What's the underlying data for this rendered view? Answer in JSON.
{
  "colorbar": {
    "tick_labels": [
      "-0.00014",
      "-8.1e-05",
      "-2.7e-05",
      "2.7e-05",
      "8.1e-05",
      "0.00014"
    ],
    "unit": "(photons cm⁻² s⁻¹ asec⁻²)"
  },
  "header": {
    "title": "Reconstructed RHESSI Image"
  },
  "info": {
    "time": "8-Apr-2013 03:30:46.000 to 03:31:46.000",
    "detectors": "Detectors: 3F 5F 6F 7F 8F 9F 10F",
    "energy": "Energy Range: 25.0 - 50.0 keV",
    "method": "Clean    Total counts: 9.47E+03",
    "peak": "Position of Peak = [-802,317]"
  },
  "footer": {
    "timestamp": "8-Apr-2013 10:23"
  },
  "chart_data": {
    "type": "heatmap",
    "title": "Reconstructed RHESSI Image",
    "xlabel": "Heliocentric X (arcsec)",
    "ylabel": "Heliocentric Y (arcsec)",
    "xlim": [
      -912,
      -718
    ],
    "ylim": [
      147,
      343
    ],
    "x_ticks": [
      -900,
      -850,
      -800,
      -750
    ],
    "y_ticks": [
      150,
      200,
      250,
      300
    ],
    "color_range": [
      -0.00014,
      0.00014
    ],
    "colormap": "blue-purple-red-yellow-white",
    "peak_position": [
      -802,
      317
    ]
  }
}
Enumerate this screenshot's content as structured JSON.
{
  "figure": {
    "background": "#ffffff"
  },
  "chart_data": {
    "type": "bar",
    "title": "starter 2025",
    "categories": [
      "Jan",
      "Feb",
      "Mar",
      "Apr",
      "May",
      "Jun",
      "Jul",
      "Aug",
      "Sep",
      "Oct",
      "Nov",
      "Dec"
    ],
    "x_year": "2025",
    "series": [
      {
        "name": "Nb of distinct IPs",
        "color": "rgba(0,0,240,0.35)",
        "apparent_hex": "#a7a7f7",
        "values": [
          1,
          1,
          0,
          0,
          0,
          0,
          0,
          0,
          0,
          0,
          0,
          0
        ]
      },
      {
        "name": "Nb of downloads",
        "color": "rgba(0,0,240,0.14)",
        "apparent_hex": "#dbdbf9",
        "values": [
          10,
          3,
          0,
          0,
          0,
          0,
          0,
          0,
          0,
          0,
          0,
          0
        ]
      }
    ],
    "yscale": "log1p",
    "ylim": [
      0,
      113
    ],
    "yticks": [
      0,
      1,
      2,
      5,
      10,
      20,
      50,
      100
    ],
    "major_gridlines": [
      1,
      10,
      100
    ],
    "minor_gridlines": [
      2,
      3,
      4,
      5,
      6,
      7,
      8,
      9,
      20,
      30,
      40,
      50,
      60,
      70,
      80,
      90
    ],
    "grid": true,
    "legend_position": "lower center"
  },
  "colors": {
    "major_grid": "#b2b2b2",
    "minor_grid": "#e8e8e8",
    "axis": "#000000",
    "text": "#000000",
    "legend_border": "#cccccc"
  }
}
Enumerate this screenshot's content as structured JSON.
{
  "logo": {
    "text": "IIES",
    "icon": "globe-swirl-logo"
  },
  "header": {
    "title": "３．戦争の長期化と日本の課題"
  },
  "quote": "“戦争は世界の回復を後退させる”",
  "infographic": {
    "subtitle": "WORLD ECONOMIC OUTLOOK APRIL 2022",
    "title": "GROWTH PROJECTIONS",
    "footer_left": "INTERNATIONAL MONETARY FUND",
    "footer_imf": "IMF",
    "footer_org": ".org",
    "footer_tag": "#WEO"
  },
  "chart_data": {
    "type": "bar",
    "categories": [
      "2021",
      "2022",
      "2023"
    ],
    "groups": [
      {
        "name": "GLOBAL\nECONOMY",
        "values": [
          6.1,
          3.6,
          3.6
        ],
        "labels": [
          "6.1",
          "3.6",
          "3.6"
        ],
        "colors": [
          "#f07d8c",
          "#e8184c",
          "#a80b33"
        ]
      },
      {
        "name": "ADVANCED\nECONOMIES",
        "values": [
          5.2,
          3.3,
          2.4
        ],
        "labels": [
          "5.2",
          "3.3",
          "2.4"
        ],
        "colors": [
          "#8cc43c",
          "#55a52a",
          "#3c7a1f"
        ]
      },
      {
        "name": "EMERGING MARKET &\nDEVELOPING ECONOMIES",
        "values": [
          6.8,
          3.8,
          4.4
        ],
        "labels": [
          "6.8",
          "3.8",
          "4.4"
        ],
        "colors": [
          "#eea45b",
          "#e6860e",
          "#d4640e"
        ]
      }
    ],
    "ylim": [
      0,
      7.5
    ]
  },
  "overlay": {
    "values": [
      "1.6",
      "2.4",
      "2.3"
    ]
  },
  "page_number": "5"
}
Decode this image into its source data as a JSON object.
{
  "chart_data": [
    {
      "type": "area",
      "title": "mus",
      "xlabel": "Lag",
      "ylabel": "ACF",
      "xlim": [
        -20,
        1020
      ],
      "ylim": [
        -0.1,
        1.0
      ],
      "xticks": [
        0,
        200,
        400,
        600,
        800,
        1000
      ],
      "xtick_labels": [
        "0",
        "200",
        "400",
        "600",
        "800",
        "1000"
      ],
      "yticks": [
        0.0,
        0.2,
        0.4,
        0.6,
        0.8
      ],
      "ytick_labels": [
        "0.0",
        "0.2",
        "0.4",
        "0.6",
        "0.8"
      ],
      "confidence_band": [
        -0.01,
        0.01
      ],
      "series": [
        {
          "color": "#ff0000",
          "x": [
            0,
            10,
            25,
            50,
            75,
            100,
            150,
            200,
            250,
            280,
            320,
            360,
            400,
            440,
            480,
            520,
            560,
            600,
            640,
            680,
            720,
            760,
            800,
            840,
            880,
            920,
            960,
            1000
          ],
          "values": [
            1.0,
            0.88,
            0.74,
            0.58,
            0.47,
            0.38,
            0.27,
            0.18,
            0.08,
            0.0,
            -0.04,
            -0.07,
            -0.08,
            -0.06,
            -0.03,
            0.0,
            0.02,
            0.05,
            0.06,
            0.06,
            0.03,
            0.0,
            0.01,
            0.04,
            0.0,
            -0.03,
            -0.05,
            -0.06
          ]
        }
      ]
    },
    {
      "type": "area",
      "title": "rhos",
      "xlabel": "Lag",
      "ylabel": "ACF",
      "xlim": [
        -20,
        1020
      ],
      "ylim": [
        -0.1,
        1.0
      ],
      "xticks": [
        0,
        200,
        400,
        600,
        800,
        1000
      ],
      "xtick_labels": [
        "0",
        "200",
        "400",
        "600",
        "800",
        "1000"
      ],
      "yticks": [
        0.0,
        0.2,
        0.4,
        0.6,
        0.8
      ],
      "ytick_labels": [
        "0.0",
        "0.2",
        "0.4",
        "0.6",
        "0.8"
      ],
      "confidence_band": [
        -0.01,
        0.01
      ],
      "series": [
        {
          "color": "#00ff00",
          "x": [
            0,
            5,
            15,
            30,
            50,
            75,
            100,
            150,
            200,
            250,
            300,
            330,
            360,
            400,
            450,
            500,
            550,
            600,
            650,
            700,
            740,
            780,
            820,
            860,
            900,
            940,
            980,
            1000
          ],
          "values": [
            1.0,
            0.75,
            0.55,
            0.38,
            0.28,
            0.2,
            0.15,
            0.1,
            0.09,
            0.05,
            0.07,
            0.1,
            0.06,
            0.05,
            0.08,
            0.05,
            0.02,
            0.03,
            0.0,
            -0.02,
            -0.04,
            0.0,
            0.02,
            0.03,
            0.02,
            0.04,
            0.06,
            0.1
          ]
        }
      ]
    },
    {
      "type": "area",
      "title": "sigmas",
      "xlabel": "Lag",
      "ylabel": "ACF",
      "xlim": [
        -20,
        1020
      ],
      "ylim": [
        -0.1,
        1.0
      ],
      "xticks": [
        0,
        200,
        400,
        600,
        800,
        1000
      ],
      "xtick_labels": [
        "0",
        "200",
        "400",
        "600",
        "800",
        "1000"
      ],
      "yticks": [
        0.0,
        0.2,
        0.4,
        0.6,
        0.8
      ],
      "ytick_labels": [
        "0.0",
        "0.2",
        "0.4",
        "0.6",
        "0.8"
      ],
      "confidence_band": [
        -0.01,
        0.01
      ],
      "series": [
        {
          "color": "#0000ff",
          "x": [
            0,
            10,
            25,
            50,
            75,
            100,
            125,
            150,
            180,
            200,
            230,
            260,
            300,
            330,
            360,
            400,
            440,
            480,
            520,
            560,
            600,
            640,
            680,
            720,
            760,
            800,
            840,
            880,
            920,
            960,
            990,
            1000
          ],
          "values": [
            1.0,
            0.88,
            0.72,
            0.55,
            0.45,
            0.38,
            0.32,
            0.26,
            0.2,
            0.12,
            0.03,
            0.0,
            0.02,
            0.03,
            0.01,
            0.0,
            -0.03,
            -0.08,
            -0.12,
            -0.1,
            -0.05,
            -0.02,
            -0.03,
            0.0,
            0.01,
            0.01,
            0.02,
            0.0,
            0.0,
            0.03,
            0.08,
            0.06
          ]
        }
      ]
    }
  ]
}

- - -

* **Written exercise**
Pick out every line holding the string "name" and return it.

* **Complete response**
        "name": "Nb of distinct IPs",
        "name": "Nb of downloads",
        "name": "GLOBAL\nECONOMY",
        "name": "ADVANCED\nECONOMIES",
        "name": "EMERGING MARKET &\nDEVELOPING ECONOMIES",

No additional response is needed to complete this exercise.